=== INFORMATION SUPPLIED ===
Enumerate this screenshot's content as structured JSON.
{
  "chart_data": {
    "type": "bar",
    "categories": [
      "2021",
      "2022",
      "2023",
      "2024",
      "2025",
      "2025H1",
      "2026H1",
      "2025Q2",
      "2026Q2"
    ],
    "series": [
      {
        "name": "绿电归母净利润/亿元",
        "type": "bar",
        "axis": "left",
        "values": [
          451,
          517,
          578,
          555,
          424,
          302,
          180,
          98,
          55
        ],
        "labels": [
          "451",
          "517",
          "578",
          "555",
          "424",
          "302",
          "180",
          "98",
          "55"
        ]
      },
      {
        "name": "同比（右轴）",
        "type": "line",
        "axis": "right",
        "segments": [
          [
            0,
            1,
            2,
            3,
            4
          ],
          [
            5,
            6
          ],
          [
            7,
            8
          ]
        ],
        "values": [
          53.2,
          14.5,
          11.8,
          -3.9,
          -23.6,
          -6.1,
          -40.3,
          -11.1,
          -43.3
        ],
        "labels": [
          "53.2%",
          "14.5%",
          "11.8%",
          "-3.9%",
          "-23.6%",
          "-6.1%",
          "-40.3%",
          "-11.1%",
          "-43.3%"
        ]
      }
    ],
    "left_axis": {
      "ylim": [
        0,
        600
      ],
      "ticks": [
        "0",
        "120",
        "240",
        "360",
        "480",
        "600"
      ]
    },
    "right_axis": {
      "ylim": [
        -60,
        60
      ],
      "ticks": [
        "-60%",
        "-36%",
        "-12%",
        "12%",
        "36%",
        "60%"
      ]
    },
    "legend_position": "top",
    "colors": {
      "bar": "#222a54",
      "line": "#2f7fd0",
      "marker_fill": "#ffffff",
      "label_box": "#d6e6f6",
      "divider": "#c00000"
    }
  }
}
===
**EXERCISE DETAILS**
Reproduce all of the entries word for word.

**SOLUTION FOR THIS PROBLEM**
Enumerate this screenshot's content as structured JSON.
{
  "chart_data": {
    "type": "bar",
    "categories": [
      "2021",
      "2022",
      "2023",
      "2024",
      "2025",
      "2025H1",
      "2026H1",
      "2025Q2",
      "2026Q2"
    ],
    "series": [
      {
        "name": "绿电归母净利润/亿元",
        "type": "bar",
        "axis": "left",
        "values": [
          451,
          517,
          578,
          555,
          424,
          302,
          180,
          98,
          55
        ],
        "labels": [
          "451",
          "517",
          "578",
          "555",
          "424",
          "302",
          "180",
          "98",
          "55"
        ]
      },
      {
        "name": "同比（右轴）",
        "type": "line",
        "axis": "right",
        "segments": [
          [
            0,
            1,
            2,
            3,
            4
          ],
          [
            5,
            6
          ],
          [
            7,
            8
          ]
        ],
        "values": [
          53.2,
          14.5,
          11.8,
          -3.9,
          -23.6,
          -6.1,
          -40.3,
          -11.1,
          -43.3
        ],
        "labels": [
          "53.2%",
          "14.5%",
          "11.8%",
          "-3.9%",
          "-23.6%",
          "-6.1%",
          "-40.3%",
          "-11.1%",
          "-43.3%"
        ]
      }
    ],
    "left_axis": {
      "ylim": [
        0,
        600
      ],
      "ticks": [
        "0",
        "120",
        "240",
        "360",
        "480",
        "600"
      ]
    },
    "right_axis": {
      "ylim": [
        -60,
        60
      ],
      "ticks": [
        "-60%",
        "-36%",
        "-12%",
        "12%",
        "36%",
        "60%"
      ]
    },
    "legend_position": "top",
    "colors": {
      "bar": "#222a54",
      "line": "#2f7fd0",
      "marker_fill": "#ffffff",
      "label_box": "#d6e6f6",
      "divider": "#c00000"
    }
  }
}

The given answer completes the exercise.